%%

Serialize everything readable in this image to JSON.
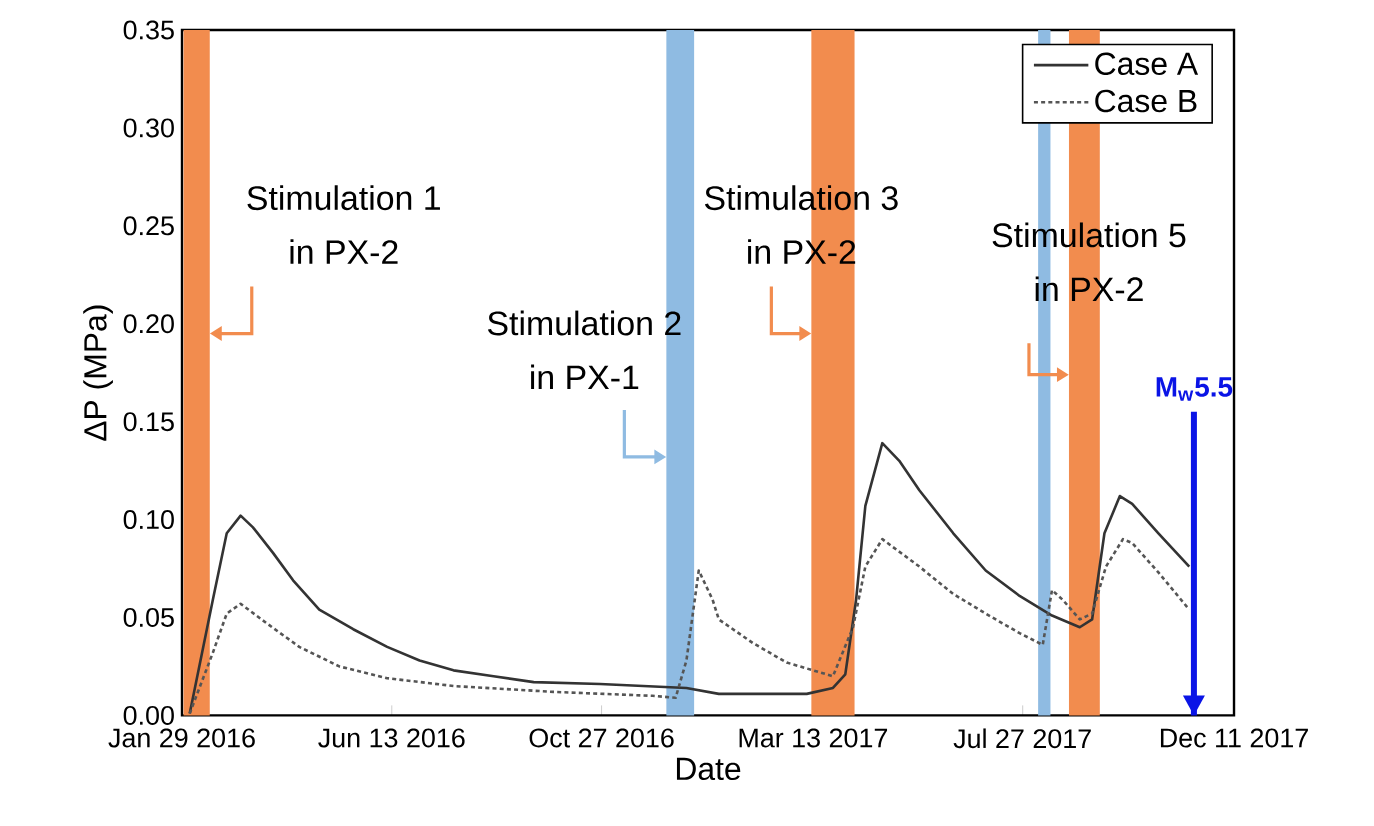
{
  "chart_data": {
    "type": "line",
    "xlabel": "Date",
    "ylabel": "ΔP (MPa)",
    "xlim": [
      "2016-01-29",
      "2017-12-11"
    ],
    "ylim": [
      0,
      0.35
    ],
    "xticks": [
      {
        "value": "2016-01-29",
        "label": "Jan 29 2016"
      },
      {
        "value": "2016-06-13",
        "label": "Jun 13 2016"
      },
      {
        "value": "2016-10-27",
        "label": "Oct 27 2016"
      },
      {
        "value": "2017-03-13",
        "label": "Mar 13 2017"
      },
      {
        "value": "2017-07-27",
        "label": "Jul 27 2017"
      },
      {
        "value": "2017-12-11",
        "label": "Dec 11 2017"
      }
    ],
    "yticks": [
      {
        "value": 0,
        "label": "0.00"
      },
      {
        "value": 0.05,
        "label": "0.05"
      },
      {
        "value": 0.1,
        "label": "0.10"
      },
      {
        "value": 0.15,
        "label": "0.15"
      },
      {
        "value": 0.2,
        "label": "0.20"
      },
      {
        "value": 0.25,
        "label": "0.25"
      },
      {
        "value": 0.3,
        "label": "0.30"
      },
      {
        "value": 0.35,
        "label": "0.35"
      }
    ],
    "legend": "top right",
    "marker": "none",
    "series": [
      {
        "name": "Case A",
        "color": "#333333",
        "line_style": "solid",
        "x": [
          "2016-02-03",
          "2016-02-18",
          "2016-02-27",
          "2016-03-07",
          "2016-03-15",
          "2016-03-28",
          "2016-04-10",
          "2016-04-27",
          "2016-05-19",
          "2016-06-10",
          "2016-07-01",
          "2016-07-23",
          "2016-08-18",
          "2016-09-13",
          "2016-10-26",
          "2016-12-21",
          "2017-01-11",
          "2017-03-09",
          "2017-03-26",
          "2017-04-03",
          "2017-04-10",
          "2017-04-16",
          "2017-04-27",
          "2017-05-08",
          "2017-05-21",
          "2017-06-12",
          "2017-07-03",
          "2017-07-25",
          "2017-08-15",
          "2017-09-02",
          "2017-09-10",
          "2017-09-18",
          "2017-09-28",
          "2017-10-06",
          "2017-10-23",
          "2017-11-12"
        ],
        "values": [
          0.001,
          0.059,
          0.093,
          0.102,
          0.096,
          0.083,
          0.069,
          0.054,
          0.044,
          0.035,
          0.028,
          0.023,
          0.02,
          0.017,
          0.016,
          0.014,
          0.011,
          0.011,
          0.014,
          0.021,
          0.059,
          0.107,
          0.139,
          0.13,
          0.115,
          0.093,
          0.074,
          0.061,
          0.051,
          0.045,
          0.049,
          0.093,
          0.112,
          0.108,
          0.093,
          0.076
        ]
      },
      {
        "name": "Case B",
        "color": "#555555",
        "line_style": "dotted",
        "x": [
          "2016-02-03",
          "2016-02-18",
          "2016-02-27",
          "2016-03-07",
          "2016-03-24",
          "2016-04-14",
          "2016-05-10",
          "2016-06-10",
          "2016-07-23",
          "2016-09-26",
          "2016-11-29",
          "2016-12-14",
          "2016-12-21",
          "2016-12-29",
          "2017-01-07",
          "2017-01-11",
          "2017-02-02",
          "2017-02-24",
          "2017-03-26",
          "2017-04-08",
          "2017-04-16",
          "2017-04-27",
          "2017-05-21",
          "2017-06-12",
          "2017-07-03",
          "2017-07-25",
          "2017-08-09",
          "2017-08-15",
          "2017-08-22",
          "2017-09-02",
          "2017-09-10",
          "2017-09-19",
          "2017-09-30",
          "2017-10-06",
          "2017-10-23",
          "2017-11-12"
        ],
        "values": [
          0.001,
          0.032,
          0.052,
          0.057,
          0.047,
          0.035,
          0.025,
          0.019,
          0.015,
          0.012,
          0.01,
          0.009,
          0.028,
          0.074,
          0.059,
          0.049,
          0.037,
          0.027,
          0.02,
          0.045,
          0.076,
          0.09,
          0.076,
          0.062,
          0.052,
          0.042,
          0.036,
          0.064,
          0.059,
          0.049,
          0.052,
          0.076,
          0.09,
          0.088,
          0.073,
          0.054
        ]
      }
    ],
    "bands": [
      {
        "axis": "x",
        "from": "2016-01-30",
        "to": "2016-02-16",
        "label": "Stimulation 1 in PX-2",
        "color": "#f28c4e"
      },
      {
        "axis": "x",
        "from": "2016-12-08",
        "to": "2016-12-26",
        "label": "Stimulation 2 in PX-1",
        "color": "#8fbbe2"
      },
      {
        "axis": "x",
        "from": "2017-03-12",
        "to": "2017-04-09",
        "label": "Stimulation 3 in PX-2",
        "color": "#f28c4e"
      },
      {
        "axis": "x",
        "from": "2017-08-06",
        "to": "2017-08-14",
        "color": "#8fbbe2"
      },
      {
        "axis": "x",
        "from": "2017-08-26",
        "to": "2017-09-15",
        "label": "Stimulation 5 in PX-2",
        "color": "#f28c4e"
      }
    ],
    "ref_lines": [
      {
        "axis": "x",
        "value": "2017-11-15",
        "label": "M$_{w}$5.5",
        "color": "#0a14e6"
      }
    ]
  }
}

%%

§ Task to carry out: Give the data above again in full and unchanged, skipping the pictures.

§ The response:
Serialize everything readable in this image to JSON.
{
  "chart_data": {
    "type": "line",
    "xlabel": "Date",
    "ylabel": "ΔP (MPa)",
    "xlim": [
      "2016-01-29",
      "2017-12-11"
    ],
    "ylim": [
      0,
      0.35
    ],
    "xticks": [
      {
        "value": "2016-01-29",
        "label": "Jan 29 2016"
      },
      {
        "value": "2016-06-13",
        "label": "Jun 13 2016"
      },
      {
        "value": "2016-10-27",
        "label": "Oct 27 2016"
      },
      {
        "value": "2017-03-13",
        "label": "Mar 13 2017"
      },
      {
        "value": "2017-07-27",
        "label": "Jul 27 2017"
      },
      {
        "value": "2017-12-11",
        "label": "Dec 11 2017"
      }
    ],
    "yticks": [
      {
        "value": 0,
        "label": "0.00"
      },
      {
        "value": 0.05,
        "label": "0.05"
      },
      {
        "value": 0.1,
        "label": "0.10"
      },
      {
        "value": 0.15,
        "label": "0.15"
      },
      {
        "value": 0.2,
        "label": "0.20"
      },
      {
        "value": 0.25,
        "label": "0.25"
      },
      {
        "value": 0.3,
        "label": "0.30"
      },
      {
        "value": 0.35,
        "label": "0.35"
      }
    ],
    "legend": "top right",
    "marker": "none",
    "series": [
      {
        "name": "Case A",
        "color": "#333333",
        "line_style": "solid",
        "x": [
          "2016-02-03",
          "2016-02-18",
          "2016-02-27",
          "2016-03-07",
          "2016-03-15",
          "2016-03-28",
          "2016-04-10",
          "2016-04-27",
          "2016-05-19",
          "2016-06-10",
          "2016-07-01",
          "2016-07-23",
          "2016-08-18",
          "2016-09-13",
          "2016-10-26",
          "2016-12-21",
          "2017-01-11",
          "2017-03-09",
          "2017-03-26",
          "2017-04-03",
          "2017-04-10",
          "2017-04-16",
          "2017-04-27",
          "2017-05-08",
          "2017-05-21",
          "2017-06-12",
          "2017-07-03",
          "2017-07-25",
          "2017-08-15",
          "2017-09-02",
          "2017-09-10",
          "2017-09-18",
          "2017-09-28",
          "2017-10-06",
          "2017-10-23",
          "2017-11-12"
        ],
        "values": [
          0.001,
          0.059,
          0.093,
          0.102,
          0.096,
          0.083,
          0.069,
          0.054,
          0.044,
          0.035,
          0.028,
          0.023,
          0.02,
          0.017,
          0.016,
          0.014,
          0.011,
          0.011,
          0.014,
          0.021,
          0.059,
          0.107,
          0.139,
          0.13,
          0.115,
          0.093,
          0.074,
          0.061,
          0.051,
          0.045,
          0.049,
          0.093,
          0.112,
          0.108,
          0.093,
          0.076
        ]
      },
      {
        "name": "Case B",
        "color": "#555555",
        "line_style": "dotted",
        "x": [
          "2016-02-03",
          "2016-02-18",
          "2016-02-27",
          "2016-03-07",
          "2016-03-24",
          "2016-04-14",
          "2016-05-10",
          "2016-06-10",
          "2016-07-23",
          "2016-09-26",
          "2016-11-29",
          "2016-12-14",
          "2016-12-21",
          "2016-12-29",
          "2017-01-07",
          "2017-01-11",
          "2017-02-02",
          "2017-02-24",
          "2017-03-26",
          "2017-04-08",
          "2017-04-16",
          "2017-04-27",
          "2017-05-21",
          "2017-06-12",
          "2017-07-03",
          "2017-07-25",
          "2017-08-09",
          "2017-08-15",
          "2017-08-22",
          "2017-09-02",
          "2017-09-10",
          "2017-09-19",
          "2017-09-30",
          "2017-10-06",
          "2017-10-23",
          "2017-11-12"
        ],
        "values": [
          0.001,
          0.032,
          0.052,
          0.057,
          0.047,
          0.035,
          0.025,
          0.019,
          0.015,
          0.012,
          0.01,
          0.009,
          0.028,
          0.074,
          0.059,
          0.049,
          0.037,
          0.027,
          0.02,
          0.045,
          0.076,
          0.09,
          0.076,
          0.062,
          0.052,
          0.042,
          0.036,
          0.064,
          0.059,
          0.049,
          0.052,
          0.076,
          0.09,
          0.088,
          0.073,
          0.054
        ]
      }
    ],
    "bands": [
      {
        "axis": "x",
        "from": "2016-01-30",
        "to": "2016-02-16",
        "label": "Stimulation 1 in PX-2",
        "color": "#f28c4e"
      },
      {
        "axis": "x",
        "from": "2016-12-08",
        "to": "2016-12-26",
        "label": "Stimulation 2 in PX-1",
        "color": "#8fbbe2"
      },
      {
        "axis": "x",
        "from": "2017-03-12",
        "to": "2017-04-09",
        "label": "Stimulation 3 in PX-2",
        "color": "#f28c4e"
      },
      {
        "axis": "x",
        "from": "2017-08-06",
        "to": "2017-08-14",
        "color": "#8fbbe2"
      },
      {
        "axis": "x",
        "from": "2017-08-26",
        "to": "2017-09-15",
        "label": "Stimulation 5 in PX-2",
        "color": "#f28c4e"
      }
    ],
    "ref_lines": [
      {
        "axis": "x",
        "value": "2017-11-15",
        "label": "M$_{w}$5.5",
        "color": "#0a14e6"
      }
    ]
  }
}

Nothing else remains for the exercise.